■ **Set problem**
Copy every line of the data in which the word "content" occurs.

■ **Dataset extract**
──────

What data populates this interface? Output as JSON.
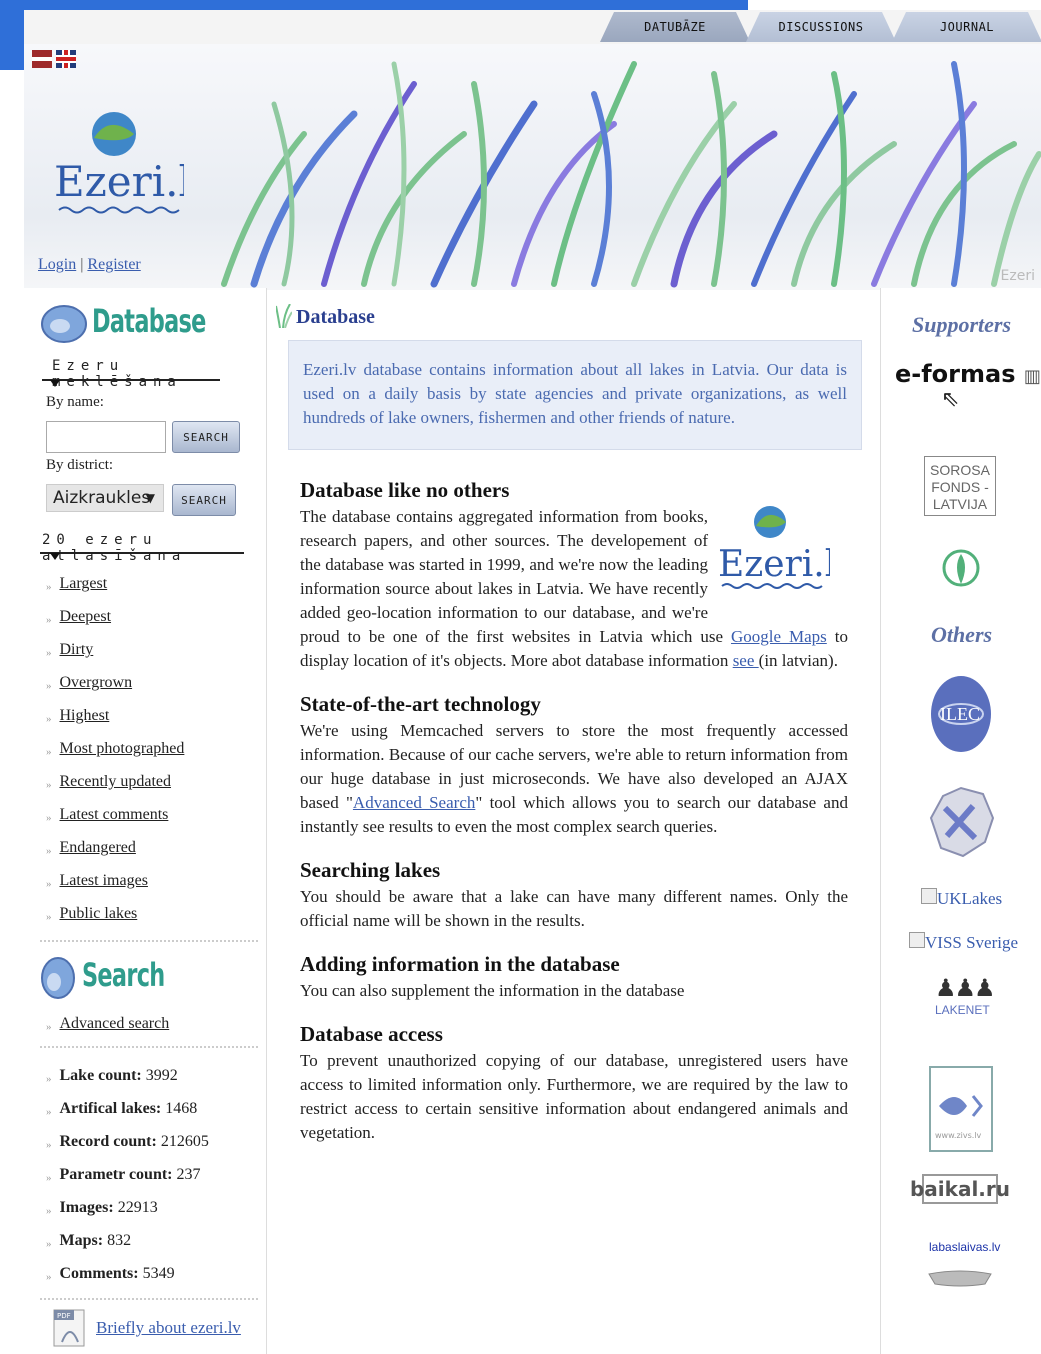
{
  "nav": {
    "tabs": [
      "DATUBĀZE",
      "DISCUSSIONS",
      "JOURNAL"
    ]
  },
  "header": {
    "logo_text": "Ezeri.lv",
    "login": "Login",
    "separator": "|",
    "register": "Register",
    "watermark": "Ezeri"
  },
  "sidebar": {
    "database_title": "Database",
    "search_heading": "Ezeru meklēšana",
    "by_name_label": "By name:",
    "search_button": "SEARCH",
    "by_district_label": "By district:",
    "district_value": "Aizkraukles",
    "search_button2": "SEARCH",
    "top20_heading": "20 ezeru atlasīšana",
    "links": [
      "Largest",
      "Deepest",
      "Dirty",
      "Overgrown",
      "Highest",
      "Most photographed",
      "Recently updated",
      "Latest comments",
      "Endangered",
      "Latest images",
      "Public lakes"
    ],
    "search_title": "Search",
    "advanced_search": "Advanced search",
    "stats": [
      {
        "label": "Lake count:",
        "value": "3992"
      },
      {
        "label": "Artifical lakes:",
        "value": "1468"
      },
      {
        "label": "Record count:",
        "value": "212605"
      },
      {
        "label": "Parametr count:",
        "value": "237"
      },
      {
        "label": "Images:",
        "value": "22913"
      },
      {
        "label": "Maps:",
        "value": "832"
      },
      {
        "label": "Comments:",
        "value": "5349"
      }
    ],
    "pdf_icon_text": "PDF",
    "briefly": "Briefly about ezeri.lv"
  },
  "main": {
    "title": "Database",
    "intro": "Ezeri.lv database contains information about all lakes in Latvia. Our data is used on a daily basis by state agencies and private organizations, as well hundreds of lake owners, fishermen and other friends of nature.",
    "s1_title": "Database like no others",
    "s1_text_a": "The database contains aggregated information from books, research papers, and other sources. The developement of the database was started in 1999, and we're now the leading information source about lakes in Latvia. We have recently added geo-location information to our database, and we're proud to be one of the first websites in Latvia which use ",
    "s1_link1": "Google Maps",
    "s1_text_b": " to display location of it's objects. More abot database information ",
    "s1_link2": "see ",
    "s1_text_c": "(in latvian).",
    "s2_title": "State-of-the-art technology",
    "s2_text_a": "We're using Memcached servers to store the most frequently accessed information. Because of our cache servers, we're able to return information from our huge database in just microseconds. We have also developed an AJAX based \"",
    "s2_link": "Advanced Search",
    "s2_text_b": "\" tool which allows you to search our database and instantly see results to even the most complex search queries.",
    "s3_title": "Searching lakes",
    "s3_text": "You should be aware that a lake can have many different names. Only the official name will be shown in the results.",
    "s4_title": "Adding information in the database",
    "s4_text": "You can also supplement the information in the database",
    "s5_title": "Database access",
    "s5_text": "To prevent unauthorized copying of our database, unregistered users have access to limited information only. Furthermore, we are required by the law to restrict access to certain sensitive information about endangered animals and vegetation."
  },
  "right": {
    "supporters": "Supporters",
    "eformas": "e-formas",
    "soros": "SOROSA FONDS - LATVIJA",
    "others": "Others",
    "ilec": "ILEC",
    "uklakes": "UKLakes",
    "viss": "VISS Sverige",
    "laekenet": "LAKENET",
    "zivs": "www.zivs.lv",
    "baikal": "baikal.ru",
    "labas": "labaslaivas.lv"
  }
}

──────

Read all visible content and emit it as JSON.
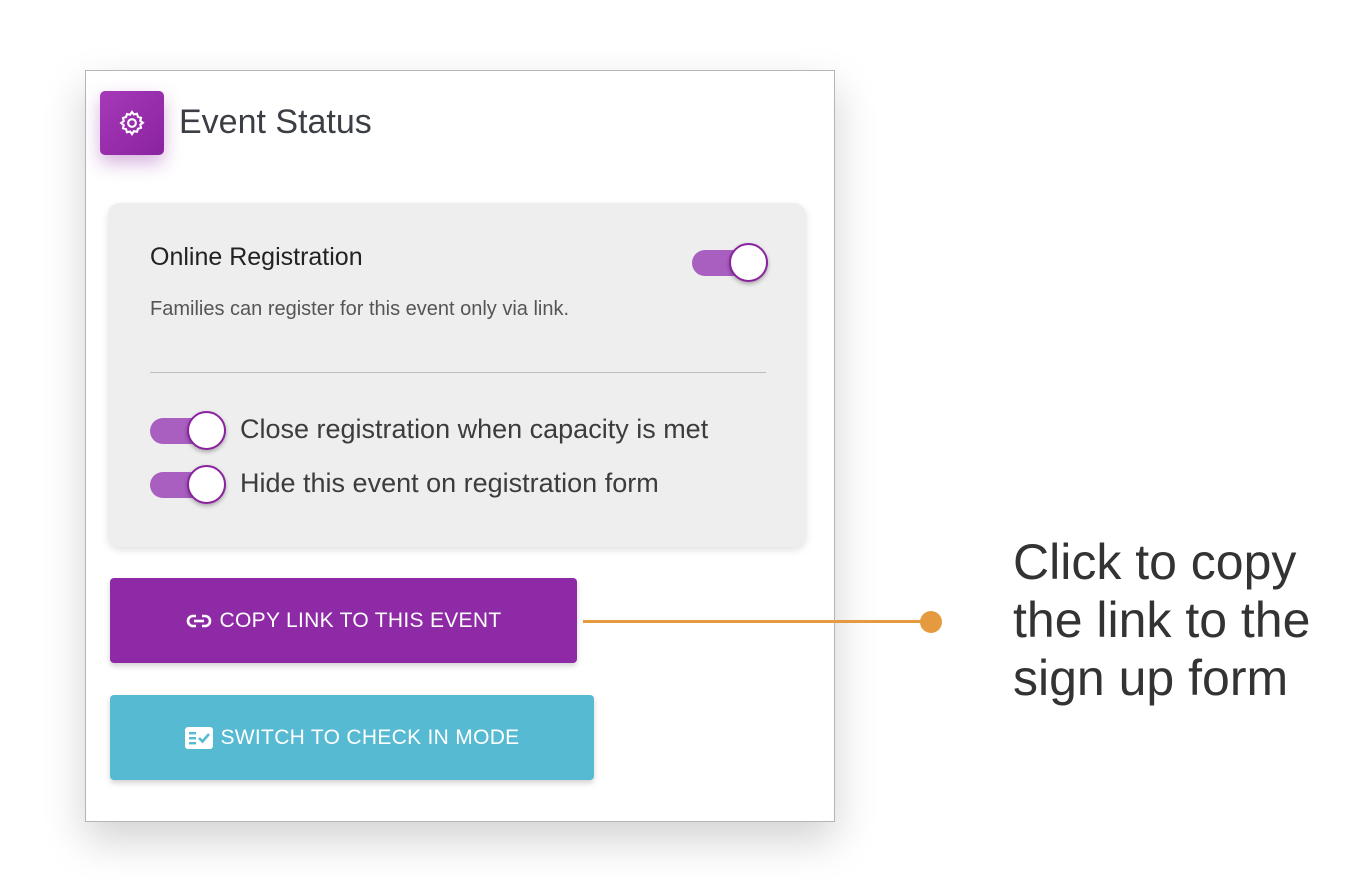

──────

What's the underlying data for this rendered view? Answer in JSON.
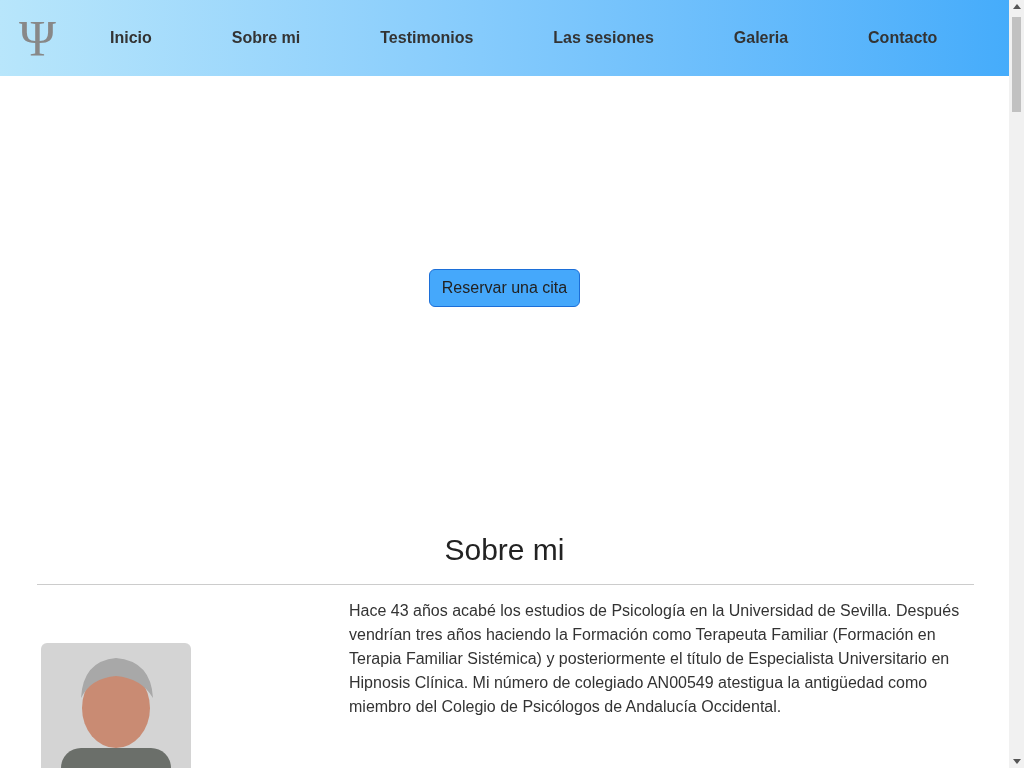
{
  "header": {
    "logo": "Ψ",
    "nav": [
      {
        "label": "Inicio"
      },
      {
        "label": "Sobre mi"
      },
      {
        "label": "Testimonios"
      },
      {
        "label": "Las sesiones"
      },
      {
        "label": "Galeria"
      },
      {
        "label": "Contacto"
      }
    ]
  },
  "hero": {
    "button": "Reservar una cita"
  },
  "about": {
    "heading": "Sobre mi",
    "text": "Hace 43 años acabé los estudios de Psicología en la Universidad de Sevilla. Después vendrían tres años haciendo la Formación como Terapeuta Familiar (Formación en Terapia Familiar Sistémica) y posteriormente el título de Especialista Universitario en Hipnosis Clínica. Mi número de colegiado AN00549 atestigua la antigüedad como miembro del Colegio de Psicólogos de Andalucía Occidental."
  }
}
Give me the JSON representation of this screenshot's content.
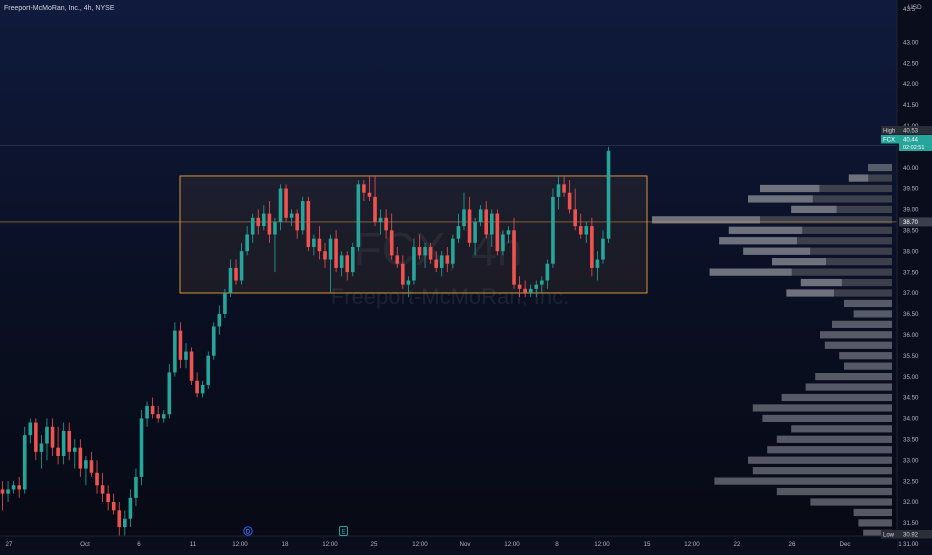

──────

■ **Solved problem**
Read all visible content and emit it as JSON.
Give me the JSON representation of this screenshot's content.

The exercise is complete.